*WHAT YOU NEED TO DO*:
Find every line of the listing below where "sequence" appears, and copy it.

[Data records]
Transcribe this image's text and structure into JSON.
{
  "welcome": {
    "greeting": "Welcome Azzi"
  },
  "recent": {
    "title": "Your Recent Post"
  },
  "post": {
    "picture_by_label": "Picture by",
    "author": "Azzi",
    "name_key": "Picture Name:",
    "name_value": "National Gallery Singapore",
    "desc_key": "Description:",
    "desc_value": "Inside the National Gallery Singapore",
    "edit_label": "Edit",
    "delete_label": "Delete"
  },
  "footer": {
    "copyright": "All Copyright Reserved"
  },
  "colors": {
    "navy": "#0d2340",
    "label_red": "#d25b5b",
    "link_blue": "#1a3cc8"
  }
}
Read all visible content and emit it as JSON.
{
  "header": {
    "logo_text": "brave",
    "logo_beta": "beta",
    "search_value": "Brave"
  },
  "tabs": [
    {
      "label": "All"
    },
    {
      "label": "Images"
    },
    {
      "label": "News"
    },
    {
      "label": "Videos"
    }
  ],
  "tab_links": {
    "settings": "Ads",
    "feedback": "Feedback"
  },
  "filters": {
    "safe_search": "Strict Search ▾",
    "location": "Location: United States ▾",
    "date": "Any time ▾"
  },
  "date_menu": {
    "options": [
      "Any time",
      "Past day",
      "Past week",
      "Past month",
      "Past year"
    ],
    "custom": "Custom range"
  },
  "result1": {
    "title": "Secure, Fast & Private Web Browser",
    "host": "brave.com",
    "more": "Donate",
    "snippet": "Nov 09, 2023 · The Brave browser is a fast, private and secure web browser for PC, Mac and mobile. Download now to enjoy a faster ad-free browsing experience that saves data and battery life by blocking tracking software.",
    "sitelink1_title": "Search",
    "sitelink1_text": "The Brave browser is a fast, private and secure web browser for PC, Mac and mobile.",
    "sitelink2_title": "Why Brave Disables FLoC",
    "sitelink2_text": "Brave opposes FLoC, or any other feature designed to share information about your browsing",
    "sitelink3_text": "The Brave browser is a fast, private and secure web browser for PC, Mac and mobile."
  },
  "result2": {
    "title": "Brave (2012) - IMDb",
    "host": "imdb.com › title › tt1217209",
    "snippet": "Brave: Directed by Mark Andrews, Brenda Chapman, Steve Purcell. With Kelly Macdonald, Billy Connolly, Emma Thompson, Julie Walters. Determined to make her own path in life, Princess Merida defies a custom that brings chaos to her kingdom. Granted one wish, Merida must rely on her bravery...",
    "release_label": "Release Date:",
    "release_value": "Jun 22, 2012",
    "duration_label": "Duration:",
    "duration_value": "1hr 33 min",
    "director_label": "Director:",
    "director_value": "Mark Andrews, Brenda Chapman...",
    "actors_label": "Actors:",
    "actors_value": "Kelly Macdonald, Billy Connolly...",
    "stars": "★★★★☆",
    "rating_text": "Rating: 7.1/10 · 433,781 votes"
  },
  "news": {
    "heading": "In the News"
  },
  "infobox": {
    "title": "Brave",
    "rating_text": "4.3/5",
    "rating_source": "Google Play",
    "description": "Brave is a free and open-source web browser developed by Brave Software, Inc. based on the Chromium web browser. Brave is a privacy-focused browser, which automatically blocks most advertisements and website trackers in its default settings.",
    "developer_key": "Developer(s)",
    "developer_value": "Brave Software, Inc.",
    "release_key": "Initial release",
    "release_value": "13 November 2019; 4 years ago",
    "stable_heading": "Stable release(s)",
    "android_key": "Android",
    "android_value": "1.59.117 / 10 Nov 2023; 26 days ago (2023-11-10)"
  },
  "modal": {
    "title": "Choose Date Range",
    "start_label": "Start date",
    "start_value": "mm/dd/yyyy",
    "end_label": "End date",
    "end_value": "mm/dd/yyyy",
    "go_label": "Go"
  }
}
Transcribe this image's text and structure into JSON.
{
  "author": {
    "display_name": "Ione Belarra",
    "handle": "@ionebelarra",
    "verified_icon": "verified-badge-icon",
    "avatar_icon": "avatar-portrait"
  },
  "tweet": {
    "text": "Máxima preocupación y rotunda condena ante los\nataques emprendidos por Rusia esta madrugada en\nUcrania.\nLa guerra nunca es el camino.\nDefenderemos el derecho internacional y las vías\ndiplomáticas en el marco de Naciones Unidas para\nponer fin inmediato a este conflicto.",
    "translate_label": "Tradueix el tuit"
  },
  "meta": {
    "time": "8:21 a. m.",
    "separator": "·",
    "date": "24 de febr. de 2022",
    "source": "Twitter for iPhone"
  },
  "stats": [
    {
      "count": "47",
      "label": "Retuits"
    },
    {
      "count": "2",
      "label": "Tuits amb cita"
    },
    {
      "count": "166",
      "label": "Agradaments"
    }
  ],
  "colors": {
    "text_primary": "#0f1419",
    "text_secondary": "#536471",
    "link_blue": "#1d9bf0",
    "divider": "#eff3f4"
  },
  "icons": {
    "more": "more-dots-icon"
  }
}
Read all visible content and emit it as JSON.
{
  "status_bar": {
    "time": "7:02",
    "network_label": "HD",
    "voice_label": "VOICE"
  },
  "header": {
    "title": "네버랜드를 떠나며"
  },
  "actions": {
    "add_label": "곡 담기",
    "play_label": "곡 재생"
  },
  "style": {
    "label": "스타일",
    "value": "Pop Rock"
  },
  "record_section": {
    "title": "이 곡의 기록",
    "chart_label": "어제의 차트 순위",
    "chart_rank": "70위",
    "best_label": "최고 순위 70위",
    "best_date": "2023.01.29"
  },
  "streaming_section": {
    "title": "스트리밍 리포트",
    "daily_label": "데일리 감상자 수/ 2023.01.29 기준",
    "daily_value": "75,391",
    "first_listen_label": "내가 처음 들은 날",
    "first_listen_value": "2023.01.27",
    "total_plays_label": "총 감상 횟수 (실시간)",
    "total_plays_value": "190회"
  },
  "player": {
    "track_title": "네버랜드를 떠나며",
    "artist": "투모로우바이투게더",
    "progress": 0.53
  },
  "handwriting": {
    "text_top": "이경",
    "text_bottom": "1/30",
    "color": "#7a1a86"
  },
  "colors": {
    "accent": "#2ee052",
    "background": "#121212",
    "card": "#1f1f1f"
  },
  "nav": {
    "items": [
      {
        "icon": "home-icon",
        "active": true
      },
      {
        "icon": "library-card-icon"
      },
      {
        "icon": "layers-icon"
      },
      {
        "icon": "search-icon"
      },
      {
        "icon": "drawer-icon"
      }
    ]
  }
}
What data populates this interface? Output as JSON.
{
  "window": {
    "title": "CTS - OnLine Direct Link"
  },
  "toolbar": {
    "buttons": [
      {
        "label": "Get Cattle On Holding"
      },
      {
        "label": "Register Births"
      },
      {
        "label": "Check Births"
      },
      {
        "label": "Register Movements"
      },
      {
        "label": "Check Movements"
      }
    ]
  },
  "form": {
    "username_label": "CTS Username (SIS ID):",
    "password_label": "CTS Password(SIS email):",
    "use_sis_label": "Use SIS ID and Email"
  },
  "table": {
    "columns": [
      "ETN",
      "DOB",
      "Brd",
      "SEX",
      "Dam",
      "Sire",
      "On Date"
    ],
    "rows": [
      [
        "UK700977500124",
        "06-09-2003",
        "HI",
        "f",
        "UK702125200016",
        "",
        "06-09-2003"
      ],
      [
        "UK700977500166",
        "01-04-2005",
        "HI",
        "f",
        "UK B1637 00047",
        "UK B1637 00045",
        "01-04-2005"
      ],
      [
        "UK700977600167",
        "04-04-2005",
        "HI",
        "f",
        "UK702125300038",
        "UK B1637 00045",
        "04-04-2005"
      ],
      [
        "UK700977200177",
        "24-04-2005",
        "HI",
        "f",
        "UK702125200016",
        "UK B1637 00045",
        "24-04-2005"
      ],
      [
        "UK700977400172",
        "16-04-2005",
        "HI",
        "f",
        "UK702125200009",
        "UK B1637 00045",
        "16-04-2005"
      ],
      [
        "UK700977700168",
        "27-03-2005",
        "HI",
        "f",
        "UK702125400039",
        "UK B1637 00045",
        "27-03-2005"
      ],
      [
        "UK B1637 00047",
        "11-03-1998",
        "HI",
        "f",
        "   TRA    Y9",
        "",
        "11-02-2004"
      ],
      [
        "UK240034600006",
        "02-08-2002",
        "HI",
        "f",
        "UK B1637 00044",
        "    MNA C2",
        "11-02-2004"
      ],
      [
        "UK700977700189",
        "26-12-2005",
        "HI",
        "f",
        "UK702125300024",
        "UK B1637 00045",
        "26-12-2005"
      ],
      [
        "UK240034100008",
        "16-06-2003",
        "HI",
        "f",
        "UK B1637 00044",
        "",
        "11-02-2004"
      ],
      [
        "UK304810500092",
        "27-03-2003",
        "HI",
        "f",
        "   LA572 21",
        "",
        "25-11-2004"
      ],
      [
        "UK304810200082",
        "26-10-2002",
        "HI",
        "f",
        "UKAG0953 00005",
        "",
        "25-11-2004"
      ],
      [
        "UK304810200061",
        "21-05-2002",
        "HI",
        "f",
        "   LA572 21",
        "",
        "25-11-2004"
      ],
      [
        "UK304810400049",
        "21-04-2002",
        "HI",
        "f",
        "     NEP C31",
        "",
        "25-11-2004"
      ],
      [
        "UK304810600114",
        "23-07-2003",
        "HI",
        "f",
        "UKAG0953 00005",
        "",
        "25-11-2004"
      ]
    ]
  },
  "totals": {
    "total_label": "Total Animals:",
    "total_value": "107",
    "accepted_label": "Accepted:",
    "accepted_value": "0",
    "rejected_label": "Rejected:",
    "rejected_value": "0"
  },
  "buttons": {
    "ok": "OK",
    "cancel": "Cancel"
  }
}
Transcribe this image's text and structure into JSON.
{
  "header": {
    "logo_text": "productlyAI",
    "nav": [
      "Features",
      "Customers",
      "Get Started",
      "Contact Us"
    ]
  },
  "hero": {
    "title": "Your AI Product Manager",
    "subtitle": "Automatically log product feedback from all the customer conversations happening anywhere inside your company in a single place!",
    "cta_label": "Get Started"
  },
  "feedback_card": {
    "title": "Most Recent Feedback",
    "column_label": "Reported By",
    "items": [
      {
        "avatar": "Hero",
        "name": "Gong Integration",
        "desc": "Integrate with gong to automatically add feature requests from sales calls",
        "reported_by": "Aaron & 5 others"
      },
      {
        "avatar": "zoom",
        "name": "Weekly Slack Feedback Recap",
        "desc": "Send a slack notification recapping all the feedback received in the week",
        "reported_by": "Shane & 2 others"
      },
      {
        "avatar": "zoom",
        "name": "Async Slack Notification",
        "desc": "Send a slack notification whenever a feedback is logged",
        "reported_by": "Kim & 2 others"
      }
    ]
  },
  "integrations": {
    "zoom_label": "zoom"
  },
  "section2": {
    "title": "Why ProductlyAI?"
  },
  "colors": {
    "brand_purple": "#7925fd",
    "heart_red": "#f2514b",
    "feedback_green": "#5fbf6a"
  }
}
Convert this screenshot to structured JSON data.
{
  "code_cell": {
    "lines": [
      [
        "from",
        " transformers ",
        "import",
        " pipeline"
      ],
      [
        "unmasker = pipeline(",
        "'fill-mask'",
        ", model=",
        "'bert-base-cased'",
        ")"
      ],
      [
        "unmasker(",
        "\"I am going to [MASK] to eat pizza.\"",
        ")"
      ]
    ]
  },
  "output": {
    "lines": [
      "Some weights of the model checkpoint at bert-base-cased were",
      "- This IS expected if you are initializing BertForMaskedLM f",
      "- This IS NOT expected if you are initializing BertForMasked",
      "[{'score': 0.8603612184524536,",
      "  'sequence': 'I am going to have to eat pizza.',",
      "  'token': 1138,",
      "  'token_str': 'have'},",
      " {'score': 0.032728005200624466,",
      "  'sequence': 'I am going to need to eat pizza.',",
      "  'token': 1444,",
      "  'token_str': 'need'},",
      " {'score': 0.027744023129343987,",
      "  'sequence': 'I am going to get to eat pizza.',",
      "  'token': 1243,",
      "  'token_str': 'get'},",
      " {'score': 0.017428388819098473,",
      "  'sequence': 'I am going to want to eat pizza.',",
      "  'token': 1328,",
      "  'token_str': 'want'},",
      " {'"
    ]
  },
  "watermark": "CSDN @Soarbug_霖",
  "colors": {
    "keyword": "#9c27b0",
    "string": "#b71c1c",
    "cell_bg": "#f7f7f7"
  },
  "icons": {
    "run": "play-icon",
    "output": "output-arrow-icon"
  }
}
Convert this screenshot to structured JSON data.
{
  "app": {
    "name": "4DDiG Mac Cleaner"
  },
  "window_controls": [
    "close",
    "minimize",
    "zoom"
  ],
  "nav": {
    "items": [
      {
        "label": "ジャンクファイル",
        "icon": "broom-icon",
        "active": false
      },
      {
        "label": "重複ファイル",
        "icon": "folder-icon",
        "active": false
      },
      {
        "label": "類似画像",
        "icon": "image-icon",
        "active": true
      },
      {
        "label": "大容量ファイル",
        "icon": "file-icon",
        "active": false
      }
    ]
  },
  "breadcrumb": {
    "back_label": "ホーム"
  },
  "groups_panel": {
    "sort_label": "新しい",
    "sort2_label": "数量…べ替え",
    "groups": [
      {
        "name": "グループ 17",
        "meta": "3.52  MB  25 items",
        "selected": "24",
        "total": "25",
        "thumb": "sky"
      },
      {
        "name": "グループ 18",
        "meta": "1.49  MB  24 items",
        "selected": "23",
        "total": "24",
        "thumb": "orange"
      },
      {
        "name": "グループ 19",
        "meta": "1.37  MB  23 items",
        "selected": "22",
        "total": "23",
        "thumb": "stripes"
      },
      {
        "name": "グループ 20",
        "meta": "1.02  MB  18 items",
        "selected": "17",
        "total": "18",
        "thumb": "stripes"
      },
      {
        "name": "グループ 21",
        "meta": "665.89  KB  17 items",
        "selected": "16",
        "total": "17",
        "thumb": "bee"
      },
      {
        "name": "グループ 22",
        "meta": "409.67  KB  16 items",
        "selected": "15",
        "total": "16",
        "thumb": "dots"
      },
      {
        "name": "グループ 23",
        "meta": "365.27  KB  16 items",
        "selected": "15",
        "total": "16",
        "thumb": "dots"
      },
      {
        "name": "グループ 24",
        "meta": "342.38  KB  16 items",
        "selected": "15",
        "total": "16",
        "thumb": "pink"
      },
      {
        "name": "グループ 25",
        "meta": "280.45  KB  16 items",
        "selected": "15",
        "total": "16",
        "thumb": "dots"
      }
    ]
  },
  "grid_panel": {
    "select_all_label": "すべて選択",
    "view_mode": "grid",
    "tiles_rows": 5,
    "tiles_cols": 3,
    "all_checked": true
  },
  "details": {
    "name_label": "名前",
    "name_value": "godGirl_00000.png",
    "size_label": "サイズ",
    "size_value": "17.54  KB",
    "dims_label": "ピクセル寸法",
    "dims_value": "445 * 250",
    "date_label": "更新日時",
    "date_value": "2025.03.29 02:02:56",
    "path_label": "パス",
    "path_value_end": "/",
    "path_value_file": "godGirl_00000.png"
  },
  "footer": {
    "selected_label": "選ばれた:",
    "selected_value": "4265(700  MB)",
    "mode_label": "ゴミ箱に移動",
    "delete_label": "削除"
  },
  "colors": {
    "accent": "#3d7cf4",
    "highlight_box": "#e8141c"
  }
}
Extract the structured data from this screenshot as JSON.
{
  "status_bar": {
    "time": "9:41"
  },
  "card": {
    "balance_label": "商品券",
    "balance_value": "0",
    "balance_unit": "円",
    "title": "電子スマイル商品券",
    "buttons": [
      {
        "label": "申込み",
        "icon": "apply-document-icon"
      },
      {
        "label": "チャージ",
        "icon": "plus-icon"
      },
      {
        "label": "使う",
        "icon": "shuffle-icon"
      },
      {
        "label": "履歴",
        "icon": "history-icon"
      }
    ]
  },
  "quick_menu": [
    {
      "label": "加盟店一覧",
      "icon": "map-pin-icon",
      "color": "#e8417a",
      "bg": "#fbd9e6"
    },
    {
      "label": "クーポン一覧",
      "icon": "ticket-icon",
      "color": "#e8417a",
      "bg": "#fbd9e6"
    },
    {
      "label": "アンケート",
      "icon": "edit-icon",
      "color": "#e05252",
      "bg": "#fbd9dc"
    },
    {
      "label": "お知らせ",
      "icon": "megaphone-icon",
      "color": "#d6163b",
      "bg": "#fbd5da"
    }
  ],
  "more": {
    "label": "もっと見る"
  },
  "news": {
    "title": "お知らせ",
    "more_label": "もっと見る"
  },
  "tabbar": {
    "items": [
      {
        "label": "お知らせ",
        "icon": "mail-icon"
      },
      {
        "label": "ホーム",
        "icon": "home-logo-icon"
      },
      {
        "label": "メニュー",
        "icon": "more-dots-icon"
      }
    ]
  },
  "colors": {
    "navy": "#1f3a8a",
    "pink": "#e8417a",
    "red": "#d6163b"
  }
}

*SOLUTION FOR THIS TASK*:
      "  'sequence': 'I am going to have to eat pizza.',",
      "  'sequence': 'I am going to need to eat pizza.',",
      "  'sequence': 'I am going to get to eat pizza.',",
      "  'sequence': 'I am going to want to eat pizza.',",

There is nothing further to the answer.